Output every record word for word.

******************************

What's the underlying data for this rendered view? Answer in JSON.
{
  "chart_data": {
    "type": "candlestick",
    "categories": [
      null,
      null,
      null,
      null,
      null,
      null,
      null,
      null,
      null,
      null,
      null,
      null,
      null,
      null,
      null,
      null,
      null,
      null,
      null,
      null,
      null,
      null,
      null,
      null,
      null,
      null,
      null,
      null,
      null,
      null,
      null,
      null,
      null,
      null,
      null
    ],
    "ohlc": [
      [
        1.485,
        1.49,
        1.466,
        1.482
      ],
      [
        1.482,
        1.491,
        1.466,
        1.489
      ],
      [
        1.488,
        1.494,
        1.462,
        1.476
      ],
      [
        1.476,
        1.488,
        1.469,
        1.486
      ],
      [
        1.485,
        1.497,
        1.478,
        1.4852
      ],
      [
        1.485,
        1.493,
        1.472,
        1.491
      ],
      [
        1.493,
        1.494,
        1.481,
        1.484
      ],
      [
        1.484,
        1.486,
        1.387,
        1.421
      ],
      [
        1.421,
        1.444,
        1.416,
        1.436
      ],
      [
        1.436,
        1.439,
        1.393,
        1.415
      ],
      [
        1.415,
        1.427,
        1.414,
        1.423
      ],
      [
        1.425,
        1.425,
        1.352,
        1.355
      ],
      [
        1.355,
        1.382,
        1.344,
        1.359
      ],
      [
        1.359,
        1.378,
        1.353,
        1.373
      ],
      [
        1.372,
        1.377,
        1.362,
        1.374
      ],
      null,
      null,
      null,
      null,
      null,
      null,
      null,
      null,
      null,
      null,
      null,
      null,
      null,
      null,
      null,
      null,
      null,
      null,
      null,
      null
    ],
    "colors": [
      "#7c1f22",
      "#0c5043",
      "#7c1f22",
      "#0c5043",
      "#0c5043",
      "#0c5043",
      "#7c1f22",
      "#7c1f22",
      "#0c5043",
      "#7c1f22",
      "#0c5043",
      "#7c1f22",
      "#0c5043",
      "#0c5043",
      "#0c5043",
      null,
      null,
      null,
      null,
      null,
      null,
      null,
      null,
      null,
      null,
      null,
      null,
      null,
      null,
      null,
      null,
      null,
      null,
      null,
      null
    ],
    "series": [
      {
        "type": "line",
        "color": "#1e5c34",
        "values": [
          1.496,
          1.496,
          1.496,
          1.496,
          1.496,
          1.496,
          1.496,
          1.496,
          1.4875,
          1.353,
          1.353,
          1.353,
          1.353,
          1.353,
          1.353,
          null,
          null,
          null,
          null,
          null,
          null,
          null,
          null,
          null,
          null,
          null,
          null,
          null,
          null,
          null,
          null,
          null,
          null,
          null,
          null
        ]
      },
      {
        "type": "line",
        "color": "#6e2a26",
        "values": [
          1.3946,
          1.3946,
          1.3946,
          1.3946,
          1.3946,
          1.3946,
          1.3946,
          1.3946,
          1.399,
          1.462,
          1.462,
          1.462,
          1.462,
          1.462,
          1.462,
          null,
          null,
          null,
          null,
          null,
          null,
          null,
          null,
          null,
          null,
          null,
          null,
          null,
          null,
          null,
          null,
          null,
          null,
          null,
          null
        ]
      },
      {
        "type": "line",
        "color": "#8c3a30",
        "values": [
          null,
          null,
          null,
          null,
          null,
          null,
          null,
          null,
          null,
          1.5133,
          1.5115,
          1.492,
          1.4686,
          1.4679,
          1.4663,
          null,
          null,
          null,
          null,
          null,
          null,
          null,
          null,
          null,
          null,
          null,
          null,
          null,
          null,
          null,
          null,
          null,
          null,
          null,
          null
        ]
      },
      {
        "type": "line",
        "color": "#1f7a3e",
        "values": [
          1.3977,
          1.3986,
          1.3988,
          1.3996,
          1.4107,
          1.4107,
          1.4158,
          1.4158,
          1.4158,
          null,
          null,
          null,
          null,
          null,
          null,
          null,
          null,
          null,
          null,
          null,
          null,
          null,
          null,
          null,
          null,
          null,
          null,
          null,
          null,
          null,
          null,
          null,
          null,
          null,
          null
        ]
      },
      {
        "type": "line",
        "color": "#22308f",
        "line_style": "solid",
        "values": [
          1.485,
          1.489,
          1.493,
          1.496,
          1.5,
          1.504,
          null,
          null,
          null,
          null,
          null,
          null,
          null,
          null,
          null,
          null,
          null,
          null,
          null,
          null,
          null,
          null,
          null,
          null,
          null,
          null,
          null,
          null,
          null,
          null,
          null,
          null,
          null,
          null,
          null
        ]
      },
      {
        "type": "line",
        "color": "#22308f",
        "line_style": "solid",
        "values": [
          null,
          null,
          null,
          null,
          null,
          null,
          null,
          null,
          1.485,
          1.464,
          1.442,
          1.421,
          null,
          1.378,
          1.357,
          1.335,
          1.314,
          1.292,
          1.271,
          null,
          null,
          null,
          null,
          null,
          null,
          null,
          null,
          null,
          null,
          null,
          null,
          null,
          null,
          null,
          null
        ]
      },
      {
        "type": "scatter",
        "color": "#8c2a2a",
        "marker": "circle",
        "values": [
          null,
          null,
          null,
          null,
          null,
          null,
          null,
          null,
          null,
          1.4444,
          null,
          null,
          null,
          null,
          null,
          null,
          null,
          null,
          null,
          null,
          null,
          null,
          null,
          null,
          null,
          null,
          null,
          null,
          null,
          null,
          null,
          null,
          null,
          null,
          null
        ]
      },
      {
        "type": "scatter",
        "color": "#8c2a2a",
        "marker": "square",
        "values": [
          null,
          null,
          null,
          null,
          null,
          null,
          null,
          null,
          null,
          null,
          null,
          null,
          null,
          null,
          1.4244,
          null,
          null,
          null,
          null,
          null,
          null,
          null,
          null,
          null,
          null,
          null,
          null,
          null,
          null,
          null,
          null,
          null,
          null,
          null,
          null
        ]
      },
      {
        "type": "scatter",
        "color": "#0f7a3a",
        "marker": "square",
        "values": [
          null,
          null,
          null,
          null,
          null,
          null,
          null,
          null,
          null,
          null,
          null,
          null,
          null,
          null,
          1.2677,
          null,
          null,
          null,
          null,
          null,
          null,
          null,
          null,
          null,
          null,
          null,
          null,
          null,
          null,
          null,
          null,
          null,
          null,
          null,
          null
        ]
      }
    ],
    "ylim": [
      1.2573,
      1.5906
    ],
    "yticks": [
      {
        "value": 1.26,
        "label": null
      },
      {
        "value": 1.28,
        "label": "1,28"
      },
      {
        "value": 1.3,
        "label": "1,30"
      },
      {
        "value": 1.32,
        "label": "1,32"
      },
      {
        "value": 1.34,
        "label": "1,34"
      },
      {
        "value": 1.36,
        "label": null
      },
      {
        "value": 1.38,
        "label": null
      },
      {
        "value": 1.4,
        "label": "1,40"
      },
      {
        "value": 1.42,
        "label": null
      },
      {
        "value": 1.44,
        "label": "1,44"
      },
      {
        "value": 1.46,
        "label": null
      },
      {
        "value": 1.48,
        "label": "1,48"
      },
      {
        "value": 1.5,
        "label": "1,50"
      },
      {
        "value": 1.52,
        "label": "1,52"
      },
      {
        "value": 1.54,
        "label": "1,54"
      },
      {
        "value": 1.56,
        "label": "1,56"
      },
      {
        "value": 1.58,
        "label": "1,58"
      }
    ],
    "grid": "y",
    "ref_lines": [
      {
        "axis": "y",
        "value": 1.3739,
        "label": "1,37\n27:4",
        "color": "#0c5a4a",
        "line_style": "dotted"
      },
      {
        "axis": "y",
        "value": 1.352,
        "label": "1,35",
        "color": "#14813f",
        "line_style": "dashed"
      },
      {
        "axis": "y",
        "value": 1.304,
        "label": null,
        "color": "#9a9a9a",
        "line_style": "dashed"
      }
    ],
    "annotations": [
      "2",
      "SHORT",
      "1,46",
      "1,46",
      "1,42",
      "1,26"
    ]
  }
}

******************************

● RESULT
What's the underlying data for this rendered view? Answer in JSON.
{
  "chart_data": {
    "type": "candlestick",
    "categories": [
      null,
      null,
      null,
      null,
      null,
      null,
      null,
      null,
      null,
      null,
      null,
      null,
      null,
      null,
      null,
      null,
      null,
      null,
      null,
      null,
      null,
      null,
      null,
      null,
      null,
      null,
      null,
      null,
      null,
      null,
      null,
      null,
      null,
      null,
      null
    ],
    "ohlc": [
      [
        1.485,
        1.49,
        1.466,
        1.482
      ],
      [
        1.482,
        1.491,
        1.466,
        1.489
      ],
      [
        1.488,
        1.494,
        1.462,
        1.476
      ],
      [
        1.476,
        1.488,
        1.469,
        1.486
      ],
      [
        1.485,
        1.497,
        1.478,
        1.4852
      ],
      [
        1.485,
        1.493,
        1.472,
        1.491
      ],
      [
        1.493,
        1.494,
        1.481,
        1.484
      ],
      [
        1.484,
        1.486,
        1.387,
        1.421
      ],
      [
        1.421,
        1.444,
        1.416,
        1.436
      ],
      [
        1.436,
        1.439,
        1.393,
        1.415
      ],
      [
        1.415,
        1.427,
        1.414,
        1.423
      ],
      [
        1.425,
        1.425,
        1.352,
        1.355
      ],
      [
        1.355,
        1.382,
        1.344,
        1.359
      ],
      [
        1.359,
        1.378,
        1.353,
        1.373
      ],
      [
        1.372,
        1.377,
        1.362,
        1.374
      ],
      null,
      null,
      null,
      null,
      null,
      null,
      null,
      null,
      null,
      null,
      null,
      null,
      null,
      null,
      null,
      null,
      null,
      null,
      null,
      null
    ],
    "colors": [
      "#7c1f22",
      "#0c5043",
      "#7c1f22",
      "#0c5043",
      "#0c5043",
      "#0c5043",
      "#7c1f22",
      "#7c1f22",
      "#0c5043",
      "#7c1f22",
      "#0c5043",
      "#7c1f22",
      "#0c5043",
      "#0c5043",
      "#0c5043",
      null,
      null,
      null,
      null,
      null,
      null,
      null,
      null,
      null,
      null,
      null,
      null,
      null,
      null,
      null,
      null,
      null,
      null,
      null,
      null
    ],
    "series": [
      {
        "type": "line",
        "color": "#1e5c34",
        "values": [
          1.496,
          1.496,
          1.496,
          1.496,
          1.496,
          1.496,
          1.496,
          1.496,
          1.4875,
          1.353,
          1.353,
          1.353,
          1.353,
          1.353,
          1.353,
          null,
          null,
          null,
          null,
          null,
          null,
          null,
          null,
          null,
          null,
          null,
          null,
          null,
          null,
          null,
          null,
          null,
          null,
          null,
          null
        ]
      },
      {
        "type": "line",
        "color": "#6e2a26",
        "values": [
          1.3946,
          1.3946,
          1.3946,
          1.3946,
          1.3946,
          1.3946,
          1.3946,
          1.3946,
          1.399,
          1.462,
          1.462,
          1.462,
          1.462,
          1.462,
          1.462,
          null,
          null,
          null,
          null,
          null,
          null,
          null,
          null,
          null,
          null,
          null,
          null,
          null,
          null,
          null,
          null,
          null,
          null,
          null,
          null
        ]
      },
      {
        "type": "line",
        "color": "#8c3a30",
        "values": [
          null,
          null,
          null,
          null,
          null,
          null,
          null,
          null,
          null,
          1.5133,
          1.5115,
          1.492,
          1.4686,
          1.4679,
          1.4663,
          null,
          null,
          null,
          null,
          null,
          null,
          null,
          null,
          null,
          null,
          null,
          null,
          null,
          null,
          null,
          null,
          null,
          null,
          null,
          null
        ]
      },
      {
        "type": "line",
        "color": "#1f7a3e",
        "values": [
          1.3977,
          1.3986,
          1.3988,
          1.3996,
          1.4107,
          1.4107,
          1.4158,
          1.4158,
          1.4158,
          null,
          null,
          null,
          null,
          null,
          null,
          null,
          null,
          null,
          null,
          null,
          null,
          null,
          null,
          null,
          null,
          null,
          null,
          null,
          null,
          null,
          null,
          null,
          null,
          null,
          null
        ]
      },
      {
        "type": "line",
        "color": "#22308f",
        "line_style": "solid",
        "values": [
          1.485,
          1.489,
          1.493,
          1.496,
          1.5,
          1.504,
          null,
          null,
          null,
          null,
          null,
          null,
          null,
          null,
          null,
          null,
          null,
          null,
          null,
          null,
          null,
          null,
          null,
          null,
          null,
          null,
          null,
          null,
          null,
          null,
          null,
          null,
          null,
          null,
          null
        ]
      },
      {
        "type": "line",
        "color": "#22308f",
        "line_style": "solid",
        "values": [
          null,
          null,
          null,
          null,
          null,
          null,
          null,
          null,
          1.485,
          1.464,
          1.442,
          1.421,
          null,
          1.378,
          1.357,
          1.335,
          1.314,
          1.292,
          1.271,
          null,
          null,
          null,
          null,
          null,
          null,
          null,
          null,
          null,
          null,
          null,
          null,
          null,
          null,
          null,
          null
        ]
      },
      {
        "type": "scatter",
        "color": "#8c2a2a",
        "marker": "circle",
        "values": [
          null,
          null,
          null,
          null,
          null,
          null,
          null,
          null,
          null,
          1.4444,
          null,
          null,
          null,
          null,
          null,
          null,
          null,
          null,
          null,
          null,
          null,
          null,
          null,
          null,
          null,
          null,
          null,
          null,
          null,
          null,
          null,
          null,
          null,
          null,
          null
        ]
      },
      {
        "type": "scatter",
        "color": "#8c2a2a",
        "marker": "square",
        "values": [
          null,
          null,
          null,
          null,
          null,
          null,
          null,
          null,
          null,
          null,
          null,
          null,
          null,
          null,
          1.4244,
          null,
          null,
          null,
          null,
          null,
          null,
          null,
          null,
          null,
          null,
          null,
          null,
          null,
          null,
          null,
          null,
          null,
          null,
          null,
          null
        ]
      },
      {
        "type": "scatter",
        "color": "#0f7a3a",
        "marker": "square",
        "values": [
          null,
          null,
          null,
          null,
          null,
          null,
          null,
          null,
          null,
          null,
          null,
          null,
          null,
          null,
          1.2677,
          null,
          null,
          null,
          null,
          null,
          null,
          null,
          null,
          null,
          null,
          null,
          null,
          null,
          null,
          null,
          null,
          null,
          null,
          null,
          null
        ]
      }
    ],
    "ylim": [
      1.2573,
      1.5906
    ],
    "yticks": [
      {
        "value": 1.26,
        "label": null
      },
      {
        "value": 1.28,
        "label": "1,28"
      },
      {
        "value": 1.3,
        "label": "1,30"
      },
      {
        "value": 1.32,
        "label": "1,32"
      },
      {
        "value": 1.34,
        "label": "1,34"
      },
      {
        "value": 1.36,
        "label": null
      },
      {
        "value": 1.38,
        "label": null
      },
      {
        "value": 1.4,
        "label": "1,40"
      },
      {
        "value": 1.42,
        "label": null
      },
      {
        "value": 1.44,
        "label": "1,44"
      },
      {
        "value": 1.46,
        "label": null
      },
      {
        "value": 1.48,
        "label": "1,48"
      },
      {
        "value": 1.5,
        "label": "1,50"
      },
      {
        "value": 1.52,
        "label": "1,52"
      },
      {
        "value": 1.54,
        "label": "1,54"
      },
      {
        "value": 1.56,
        "label": "1,56"
      },
      {
        "value": 1.58,
        "label": "1,58"
      }
    ],
    "grid": "y",
    "ref_lines": [
      {
        "axis": "y",
        "value": 1.3739,
        "label": "1,37\n27:4",
        "color": "#0c5a4a",
        "line_style": "dotted"
      },
      {
        "axis": "y",
        "value": 1.352,
        "label": "1,35",
        "color": "#14813f",
        "line_style": "dashed"
      },
      {
        "axis": "y",
        "value": 1.304,
        "label": null,
        "color": "#9a9a9a",
        "line_style": "dashed"
      }
    ],
    "annotations": [
      "2",
      "SHORT",
      "1,46",
      "1,46",
      "1,42",
      "1,26"
    ]
  }
}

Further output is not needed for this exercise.